- [Do this]: Please repeat all of the listing exactly.
Start of Input data
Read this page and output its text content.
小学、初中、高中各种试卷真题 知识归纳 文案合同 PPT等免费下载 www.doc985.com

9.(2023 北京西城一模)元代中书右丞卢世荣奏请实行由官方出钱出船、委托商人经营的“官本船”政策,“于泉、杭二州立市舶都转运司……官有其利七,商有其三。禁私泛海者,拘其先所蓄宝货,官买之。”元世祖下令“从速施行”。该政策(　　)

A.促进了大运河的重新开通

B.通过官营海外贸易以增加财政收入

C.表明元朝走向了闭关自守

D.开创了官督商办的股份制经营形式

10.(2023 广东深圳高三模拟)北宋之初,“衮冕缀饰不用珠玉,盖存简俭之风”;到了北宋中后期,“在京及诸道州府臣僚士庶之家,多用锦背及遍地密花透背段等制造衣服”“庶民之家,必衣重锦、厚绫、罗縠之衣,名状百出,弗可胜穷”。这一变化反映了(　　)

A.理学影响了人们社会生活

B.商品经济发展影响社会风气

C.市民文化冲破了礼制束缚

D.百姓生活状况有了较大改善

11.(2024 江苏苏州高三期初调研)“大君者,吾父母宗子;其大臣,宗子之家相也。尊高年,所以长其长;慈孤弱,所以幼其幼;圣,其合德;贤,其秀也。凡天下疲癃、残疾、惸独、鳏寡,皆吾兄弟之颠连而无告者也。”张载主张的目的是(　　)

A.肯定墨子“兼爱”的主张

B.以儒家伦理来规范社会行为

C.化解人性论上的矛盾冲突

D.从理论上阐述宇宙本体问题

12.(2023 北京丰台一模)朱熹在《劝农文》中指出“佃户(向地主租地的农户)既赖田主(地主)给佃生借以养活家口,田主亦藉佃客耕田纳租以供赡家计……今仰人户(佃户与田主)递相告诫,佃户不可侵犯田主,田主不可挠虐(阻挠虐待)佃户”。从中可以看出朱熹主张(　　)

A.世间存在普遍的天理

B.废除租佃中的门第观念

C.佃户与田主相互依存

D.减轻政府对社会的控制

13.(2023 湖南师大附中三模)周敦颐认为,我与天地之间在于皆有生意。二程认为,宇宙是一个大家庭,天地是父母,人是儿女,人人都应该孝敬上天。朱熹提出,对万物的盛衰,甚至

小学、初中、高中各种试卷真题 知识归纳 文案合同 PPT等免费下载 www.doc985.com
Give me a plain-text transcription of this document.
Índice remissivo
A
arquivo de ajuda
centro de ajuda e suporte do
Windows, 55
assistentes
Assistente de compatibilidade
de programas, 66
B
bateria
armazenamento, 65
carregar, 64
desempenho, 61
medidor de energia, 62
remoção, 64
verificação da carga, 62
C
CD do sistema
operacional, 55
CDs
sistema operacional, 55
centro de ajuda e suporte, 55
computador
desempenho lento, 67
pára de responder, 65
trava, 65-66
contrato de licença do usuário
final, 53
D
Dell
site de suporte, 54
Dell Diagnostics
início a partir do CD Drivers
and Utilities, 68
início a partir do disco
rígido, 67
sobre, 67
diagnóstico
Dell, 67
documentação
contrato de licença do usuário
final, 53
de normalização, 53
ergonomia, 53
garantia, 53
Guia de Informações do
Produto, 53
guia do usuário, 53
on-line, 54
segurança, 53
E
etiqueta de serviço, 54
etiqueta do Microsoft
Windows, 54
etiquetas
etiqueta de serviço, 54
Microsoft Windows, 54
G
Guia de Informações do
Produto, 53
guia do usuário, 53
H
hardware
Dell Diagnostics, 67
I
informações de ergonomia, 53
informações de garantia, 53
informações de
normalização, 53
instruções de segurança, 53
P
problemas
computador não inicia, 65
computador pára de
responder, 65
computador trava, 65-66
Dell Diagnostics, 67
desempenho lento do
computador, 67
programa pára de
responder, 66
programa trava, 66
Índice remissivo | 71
End of Input data
- [Answer to this problem]:
Read this page and output its text content.
小学、初中、高中各种试卷真题 知识归纳 文案合同 PPT等免费下载 www.doc985.com

9.(2023 北京西城一模)元代中书右丞卢世荣奏请实行由官方出钱出船、委托商人经营的“官本船”政策,“于泉、杭二州立市舶都转运司……官有其利七,商有其三。禁私泛海者,拘其先所蓄宝货,官买之。”元世祖下令“从速施行”。该政策(　　)

A.促进了大运河的重新开通

B.通过官营海外贸易以增加财政收入

C.表明元朝走向了闭关自守

D.开创了官督商办的股份制经营形式

10.(2023 广东深圳高三模拟)北宋之初,“衮冕缀饰不用珠玉,盖存简俭之风”;到了北宋中后期,“在京及诸道州府臣僚士庶之家,多用锦背及遍地密花透背段等制造衣服”“庶民之家,必衣重锦、厚绫、罗縠之衣,名状百出,弗可胜穷”。这一变化反映了(　　)

A.理学影响了人们社会生活

B.商品经济发展影响社会风气

C.市民文化冲破了礼制束缚

D.百姓生活状况有了较大改善

11.(2024 江苏苏州高三期初调研)“大君者,吾父母宗子;其大臣,宗子之家相也。尊高年,所以长其长;慈孤弱,所以幼其幼;圣,其合德;贤,其秀也。凡天下疲癃、残疾、惸独、鳏寡,皆吾兄弟之颠连而无告者也。”张载主张的目的是(　　)

A.肯定墨子“兼爱”的主张

B.以儒家伦理来规范社会行为

C.化解人性论上的矛盾冲突

D.从理论上阐述宇宙本体问题

12.(2023 北京丰台一模)朱熹在《劝农文》中指出“佃户(向地主租地的农户)既赖田主(地主)给佃生借以养活家口,田主亦藉佃客耕田纳租以供赡家计……今仰人户(佃户与田主)递相告诫,佃户不可侵犯田主,田主不可挠虐(阻挠虐待)佃户”。从中可以看出朱熹主张(　　)

A.世间存在普遍的天理

B.废除租佃中的门第观念

C.佃户与田主相互依存

D.减轻政府对社会的控制

13.(2023 湖南师大附中三模)周敦颐认为,我与天地之间在于皆有生意。二程认为,宇宙是一个大家庭,天地是父母,人是儿女,人人都应该孝敬上天。朱熹提出,对万物的盛衰,甚至

小学、初中、高中各种试卷真题 知识归纳 文案合同 PPT等免费下载 www.doc985.com
Give me a plain-text transcription of this document.
Índice remissivo
A
arquivo de ajuda
centro de ajuda e suporte do
Windows, 55
assistentes
Assistente de compatibilidade
de programas, 66
B
bateria
armazenamento, 65
carregar, 64
desempenho, 61
medidor de energia, 62
remoção, 64
verificação da carga, 62
C
CD do sistema
operacional, 55
CDs
sistema operacional, 55
centro de ajuda e suporte, 55
computador
desempenho lento, 67
pára de responder, 65
trava, 65-66
contrato de licença do usuário
final, 53
D
Dell
site de suporte, 54
Dell Diagnostics
início a partir do CD Drivers
and Utilities, 68
início a partir do disco
rígido, 67
sobre, 67
diagnóstico
Dell, 67
documentação
contrato de licença do usuário
final, 53
de normalização, 53
ergonomia, 53
garantia, 53
Guia de Informações do
Produto, 53
guia do usuário, 53
on-line, 54
segurança, 53
E
etiqueta de serviço, 54
etiqueta do Microsoft
Windows, 54
etiquetas
etiqueta de serviço, 54
Microsoft Windows, 54
G
Guia de Informações do
Produto, 53
guia do usuário, 53
H
hardware
Dell Diagnostics, 67
I
informações de ergonomia, 53
informações de garantia, 53
informações de
normalização, 53
instruções de segurança, 53
P
problemas
computador não inicia, 65
computador pára de
responder, 65
computador trava, 65-66
Dell Diagnostics, 67
desempenho lento do
computador, 67
programa pára de
responder, 66
programa trava, 66
Índice remissivo | 71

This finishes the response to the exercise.